LISTED ENTRIES
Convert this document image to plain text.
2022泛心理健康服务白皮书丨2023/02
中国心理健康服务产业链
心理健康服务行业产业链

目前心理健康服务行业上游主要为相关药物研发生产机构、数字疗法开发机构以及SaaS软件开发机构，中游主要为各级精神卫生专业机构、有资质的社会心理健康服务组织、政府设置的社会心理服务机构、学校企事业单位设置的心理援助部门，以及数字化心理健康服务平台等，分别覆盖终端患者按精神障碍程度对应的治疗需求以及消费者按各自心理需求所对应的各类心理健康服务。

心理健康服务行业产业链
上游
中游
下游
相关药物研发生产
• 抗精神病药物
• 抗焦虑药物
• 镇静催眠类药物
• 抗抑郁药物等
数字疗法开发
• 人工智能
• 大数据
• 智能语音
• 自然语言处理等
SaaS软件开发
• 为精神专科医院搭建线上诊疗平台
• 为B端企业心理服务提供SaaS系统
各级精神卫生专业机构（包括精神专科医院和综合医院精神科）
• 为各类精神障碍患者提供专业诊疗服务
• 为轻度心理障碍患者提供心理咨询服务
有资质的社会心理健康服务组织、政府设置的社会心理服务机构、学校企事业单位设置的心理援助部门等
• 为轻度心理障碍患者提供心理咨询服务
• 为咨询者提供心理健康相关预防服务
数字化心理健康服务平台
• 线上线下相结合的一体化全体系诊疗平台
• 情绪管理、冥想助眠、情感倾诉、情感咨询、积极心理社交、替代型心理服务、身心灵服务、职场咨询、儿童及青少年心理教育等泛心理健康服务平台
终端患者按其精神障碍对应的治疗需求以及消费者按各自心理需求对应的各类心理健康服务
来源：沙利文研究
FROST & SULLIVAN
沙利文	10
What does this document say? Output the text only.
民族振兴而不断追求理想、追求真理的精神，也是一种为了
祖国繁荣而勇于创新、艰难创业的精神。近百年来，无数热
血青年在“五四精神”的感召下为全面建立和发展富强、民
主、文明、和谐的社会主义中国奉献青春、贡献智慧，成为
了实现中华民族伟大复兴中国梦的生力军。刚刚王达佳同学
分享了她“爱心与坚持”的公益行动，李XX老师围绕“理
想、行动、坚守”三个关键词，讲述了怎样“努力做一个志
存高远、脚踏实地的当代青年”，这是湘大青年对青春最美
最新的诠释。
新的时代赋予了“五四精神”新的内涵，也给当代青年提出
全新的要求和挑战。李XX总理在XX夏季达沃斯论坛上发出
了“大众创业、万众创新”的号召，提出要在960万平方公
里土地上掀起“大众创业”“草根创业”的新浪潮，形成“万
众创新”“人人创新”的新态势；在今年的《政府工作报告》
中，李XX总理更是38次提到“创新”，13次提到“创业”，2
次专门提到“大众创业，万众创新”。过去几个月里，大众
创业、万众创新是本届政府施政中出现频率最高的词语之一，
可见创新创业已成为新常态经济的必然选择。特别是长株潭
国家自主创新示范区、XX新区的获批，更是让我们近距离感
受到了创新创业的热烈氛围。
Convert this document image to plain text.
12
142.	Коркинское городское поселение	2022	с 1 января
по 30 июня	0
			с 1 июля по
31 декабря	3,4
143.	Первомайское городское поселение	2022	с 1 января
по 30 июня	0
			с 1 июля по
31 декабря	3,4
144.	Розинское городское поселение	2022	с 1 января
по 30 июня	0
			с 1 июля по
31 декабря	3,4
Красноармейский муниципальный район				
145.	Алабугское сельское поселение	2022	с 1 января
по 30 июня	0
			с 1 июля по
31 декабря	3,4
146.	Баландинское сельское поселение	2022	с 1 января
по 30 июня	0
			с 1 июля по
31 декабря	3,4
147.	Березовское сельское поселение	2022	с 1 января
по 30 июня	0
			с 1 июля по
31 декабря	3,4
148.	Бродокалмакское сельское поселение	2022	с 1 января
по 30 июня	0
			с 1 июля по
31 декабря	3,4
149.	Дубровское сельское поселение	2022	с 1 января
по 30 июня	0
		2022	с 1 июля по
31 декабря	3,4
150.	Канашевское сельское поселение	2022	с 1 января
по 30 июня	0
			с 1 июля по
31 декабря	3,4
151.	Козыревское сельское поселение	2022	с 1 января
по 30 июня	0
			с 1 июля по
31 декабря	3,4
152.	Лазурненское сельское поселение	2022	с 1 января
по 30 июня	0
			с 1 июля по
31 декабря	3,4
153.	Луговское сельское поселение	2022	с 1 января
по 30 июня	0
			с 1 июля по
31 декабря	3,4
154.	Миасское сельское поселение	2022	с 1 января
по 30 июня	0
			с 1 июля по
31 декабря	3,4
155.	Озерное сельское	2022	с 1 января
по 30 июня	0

DO THIS
Reproduce the data in its entirety, matching each character.

CORRECT RESULT
Convert this document image to plain text.
2022泛心理健康服务白皮书丨2023/02
中国心理健康服务产业链
心理健康服务行业产业链

目前心理健康服务行业上游主要为相关药物研发生产机构、数字疗法开发机构以及SaaS软件开发机构，中游主要为各级精神卫生专业机构、有资质的社会心理健康服务组织、政府设置的社会心理服务机构、学校企事业单位设置的心理援助部门，以及数字化心理健康服务平台等，分别覆盖终端患者按精神障碍程度对应的治疗需求以及消费者按各自心理需求所对应的各类心理健康服务。

心理健康服务行业产业链
上游
中游
下游
相关药物研发生产
• 抗精神病药物
• 抗焦虑药物
• 镇静催眠类药物
• 抗抑郁药物等
数字疗法开发
• 人工智能
• 大数据
• 智能语音
• 自然语言处理等
SaaS软件开发
• 为精神专科医院搭建线上诊疗平台
• 为B端企业心理服务提供SaaS系统
各级精神卫生专业机构（包括精神专科医院和综合医院精神科）
• 为各类精神障碍患者提供专业诊疗服务
• 为轻度心理障碍患者提供心理咨询服务
有资质的社会心理健康服务组织、政府设置的社会心理服务机构、学校企事业单位设置的心理援助部门等
• 为轻度心理障碍患者提供心理咨询服务
• 为咨询者提供心理健康相关预防服务
数字化心理健康服务平台
• 线上线下相结合的一体化全体系诊疗平台
• 情绪管理、冥想助眠、情感倾诉、情感咨询、积极心理社交、替代型心理服务、身心灵服务、职场咨询、儿童及青少年心理教育等泛心理健康服务平台
终端患者按其精神障碍对应的治疗需求以及消费者按各自心理需求对应的各类心理健康服务
来源：沙利文研究
FROST & SULLIVAN
沙利文	10
What does this document say? Output the text only.
民族振兴而不断追求理想、追求真理的精神，也是一种为了
祖国繁荣而勇于创新、艰难创业的精神。近百年来，无数热
血青年在“五四精神”的感召下为全面建立和发展富强、民
主、文明、和谐的社会主义中国奉献青春、贡献智慧，成为
了实现中华民族伟大复兴中国梦的生力军。刚刚王达佳同学
分享了她“爱心与坚持”的公益行动，李XX老师围绕“理
想、行动、坚守”三个关键词，讲述了怎样“努力做一个志
存高远、脚踏实地的当代青年”，这是湘大青年对青春最美
最新的诠释。
新的时代赋予了“五四精神”新的内涵，也给当代青年提出
全新的要求和挑战。李XX总理在XX夏季达沃斯论坛上发出
了“大众创业、万众创新”的号召，提出要在960万平方公
里土地上掀起“大众创业”“草根创业”的新浪潮，形成“万
众创新”“人人创新”的新态势；在今年的《政府工作报告》
中，李XX总理更是38次提到“创新”，13次提到“创业”，2
次专门提到“大众创业，万众创新”。过去几个月里，大众
创业、万众创新是本届政府施政中出现频率最高的词语之一，
可见创新创业已成为新常态经济的必然选择。特别是长株潭
国家自主创新示范区、XX新区的获批，更是让我们近距离感
受到了创新创业的热烈氛围。
Convert this document image to plain text.
12
142.	Коркинское городское поселение	2022	с 1 января
по 30 июня	0
			с 1 июля по
31 декабря	3,4
143.	Первомайское городское поселение	2022	с 1 января
по 30 июня	0
			с 1 июля по
31 декабря	3,4
144.	Розинское городское поселение	2022	с 1 января
по 30 июня	0
			с 1 июля по
31 декабря	3,4
Красноармейский муниципальный район				
145.	Алабугское сельское поселение	2022	с 1 января
по 30 июня	0
			с 1 июля по
31 декабря	3,4
146.	Баландинское сельское поселение	2022	с 1 января
по 30 июня	0
			с 1 июля по
31 декабря	3,4
147.	Березовское сельское поселение	2022	с 1 января
по 30 июня	0
			с 1 июля по
31 декабря	3,4
148.	Бродокалмакское сельское поселение	2022	с 1 января
по 30 июня	0
			с 1 июля по
31 декабря	3,4
149.	Дубровское сельское поселение	2022	с 1 января
по 30 июня	0
		2022	с 1 июля по
31 декабря	3,4
150.	Канашевское сельское поселение	2022	с 1 января
по 30 июня	0
			с 1 июля по
31 декабря	3,4
151.	Козыревское сельское поселение	2022	с 1 января
по 30 июня	0
			с 1 июля по
31 декабря	3,4
152.	Лазурненское сельское поселение	2022	с 1 января
по 30 июня	0
			с 1 июля по
31 декабря	3,4
153.	Луговское сельское поселение	2022	с 1 января
по 30 июня	0
			с 1 июля по
31 декабря	3,4
154.	Миасское сельское поселение	2022	с 1 января
по 30 июня	0
			с 1 июля по
31 декабря	3,4
155.	Озерное сельское	2022	с 1 января
по 30 июня	0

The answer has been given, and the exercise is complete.